**REQUIREMENT:** Output the lines of the entries from the start through the line containing "std-dev-card: 5 s", inclusive, as a JSON list of strings with one string per line and blank lines left out.

[Records]
== == ==
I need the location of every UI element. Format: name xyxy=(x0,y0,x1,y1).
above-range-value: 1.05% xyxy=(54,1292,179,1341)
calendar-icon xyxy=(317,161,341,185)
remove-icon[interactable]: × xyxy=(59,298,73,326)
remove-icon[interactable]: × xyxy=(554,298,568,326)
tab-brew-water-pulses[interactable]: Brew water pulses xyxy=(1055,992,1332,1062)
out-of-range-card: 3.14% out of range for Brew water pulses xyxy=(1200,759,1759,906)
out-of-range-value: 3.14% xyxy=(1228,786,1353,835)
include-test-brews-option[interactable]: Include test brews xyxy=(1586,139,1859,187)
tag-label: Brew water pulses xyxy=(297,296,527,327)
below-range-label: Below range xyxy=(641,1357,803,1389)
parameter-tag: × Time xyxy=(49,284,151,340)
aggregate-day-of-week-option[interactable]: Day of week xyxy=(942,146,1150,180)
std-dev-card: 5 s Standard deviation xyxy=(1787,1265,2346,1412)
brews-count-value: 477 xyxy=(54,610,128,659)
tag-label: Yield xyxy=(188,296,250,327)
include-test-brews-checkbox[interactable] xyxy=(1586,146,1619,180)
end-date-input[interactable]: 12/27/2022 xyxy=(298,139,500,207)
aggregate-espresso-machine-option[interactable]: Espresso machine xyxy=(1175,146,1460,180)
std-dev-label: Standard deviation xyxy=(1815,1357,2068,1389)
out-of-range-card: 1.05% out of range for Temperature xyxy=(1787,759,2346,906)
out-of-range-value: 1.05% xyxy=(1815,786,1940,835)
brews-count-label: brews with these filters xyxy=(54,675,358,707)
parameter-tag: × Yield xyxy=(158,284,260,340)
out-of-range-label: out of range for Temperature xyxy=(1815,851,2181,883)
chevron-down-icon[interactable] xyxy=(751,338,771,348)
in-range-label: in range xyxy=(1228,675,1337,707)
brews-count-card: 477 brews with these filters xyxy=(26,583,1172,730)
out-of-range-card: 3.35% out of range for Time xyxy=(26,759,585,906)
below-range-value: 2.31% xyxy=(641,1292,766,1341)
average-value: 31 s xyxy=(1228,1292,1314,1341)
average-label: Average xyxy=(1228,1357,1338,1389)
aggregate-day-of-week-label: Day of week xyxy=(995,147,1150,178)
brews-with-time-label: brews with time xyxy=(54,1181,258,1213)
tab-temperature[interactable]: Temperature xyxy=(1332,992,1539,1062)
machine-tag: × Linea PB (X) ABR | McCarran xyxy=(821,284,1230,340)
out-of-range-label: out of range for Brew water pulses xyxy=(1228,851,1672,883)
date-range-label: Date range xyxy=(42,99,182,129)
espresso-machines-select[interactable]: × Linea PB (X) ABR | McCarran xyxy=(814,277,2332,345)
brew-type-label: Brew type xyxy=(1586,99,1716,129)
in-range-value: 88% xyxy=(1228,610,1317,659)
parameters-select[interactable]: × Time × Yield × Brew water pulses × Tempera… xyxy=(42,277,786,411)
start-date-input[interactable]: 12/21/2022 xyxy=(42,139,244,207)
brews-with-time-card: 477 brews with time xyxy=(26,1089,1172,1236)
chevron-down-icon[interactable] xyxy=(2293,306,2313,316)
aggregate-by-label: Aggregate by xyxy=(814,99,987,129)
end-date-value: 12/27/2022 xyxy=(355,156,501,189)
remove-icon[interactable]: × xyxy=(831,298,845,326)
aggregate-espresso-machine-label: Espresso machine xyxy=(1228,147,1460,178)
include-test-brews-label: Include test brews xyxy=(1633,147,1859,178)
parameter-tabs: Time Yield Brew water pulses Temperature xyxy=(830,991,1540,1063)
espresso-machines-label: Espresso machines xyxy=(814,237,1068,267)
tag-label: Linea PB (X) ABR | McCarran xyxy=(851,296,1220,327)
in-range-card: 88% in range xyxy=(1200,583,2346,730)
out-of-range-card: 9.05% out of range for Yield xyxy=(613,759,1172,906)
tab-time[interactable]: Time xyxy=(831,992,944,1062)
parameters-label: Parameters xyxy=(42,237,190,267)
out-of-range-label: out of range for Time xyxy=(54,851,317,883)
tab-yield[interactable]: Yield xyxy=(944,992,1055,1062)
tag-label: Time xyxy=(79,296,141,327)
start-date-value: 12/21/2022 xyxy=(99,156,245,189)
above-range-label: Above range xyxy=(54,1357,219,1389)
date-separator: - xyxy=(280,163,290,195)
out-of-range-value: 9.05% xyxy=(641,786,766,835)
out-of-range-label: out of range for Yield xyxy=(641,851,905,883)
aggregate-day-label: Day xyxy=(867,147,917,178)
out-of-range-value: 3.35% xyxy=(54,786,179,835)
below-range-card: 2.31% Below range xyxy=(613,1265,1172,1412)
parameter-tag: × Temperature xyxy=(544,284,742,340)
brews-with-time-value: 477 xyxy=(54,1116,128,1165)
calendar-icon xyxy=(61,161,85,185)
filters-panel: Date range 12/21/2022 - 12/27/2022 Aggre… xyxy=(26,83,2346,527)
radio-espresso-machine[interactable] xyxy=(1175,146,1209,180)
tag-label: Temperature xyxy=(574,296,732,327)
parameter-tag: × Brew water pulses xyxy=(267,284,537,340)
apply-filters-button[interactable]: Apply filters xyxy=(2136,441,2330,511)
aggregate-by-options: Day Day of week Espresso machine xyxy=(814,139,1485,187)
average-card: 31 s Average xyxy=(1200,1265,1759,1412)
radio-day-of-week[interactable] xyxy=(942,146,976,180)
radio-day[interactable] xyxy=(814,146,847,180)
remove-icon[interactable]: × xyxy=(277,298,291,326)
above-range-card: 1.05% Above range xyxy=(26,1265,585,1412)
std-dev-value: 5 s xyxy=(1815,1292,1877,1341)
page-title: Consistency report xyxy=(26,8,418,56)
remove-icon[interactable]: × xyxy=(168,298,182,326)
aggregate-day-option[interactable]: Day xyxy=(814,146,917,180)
== == ==
**EXERCISE SOLUTION:**
[
  "I need the location of every UI element. Format: name xyxy=(x0,y0,x1,y1).",
  "above-range-value: 1.05% xyxy=(54,1292,179,1341)",
  "calendar-icon xyxy=(317,161,341,185)",
  "remove-icon[interactable]: × xyxy=(59,298,73,326)",
  "remove-icon[interactable]: × xyxy=(554,298,568,326)",
  "tab-brew-water-pulses[interactable]: Brew water pulses xyxy=(1055,992,1332,1062)",
  "out-of-range-card: 3.14% out of range for Brew water pulses xyxy=(1200,759,1759,906)",
  "out-of-range-value: 3.14% xyxy=(1228,786,1353,835)",
  "include-test-brews-option[interactable]: Include test brews xyxy=(1586,139,1859,187)",
  "tag-label: Brew water pulses xyxy=(297,296,527,327)",
  "below-range-label: Below range xyxy=(641,1357,803,1389)",
  "parameter-tag: × Time xyxy=(49,284,151,340)",
  "aggregate-day-of-week-option[interactable]: Day of week xyxy=(942,146,1150,180)",
  "std-dev-card: 5 s Standard deviation xyxy=(1787,1265,2346,1412)"
]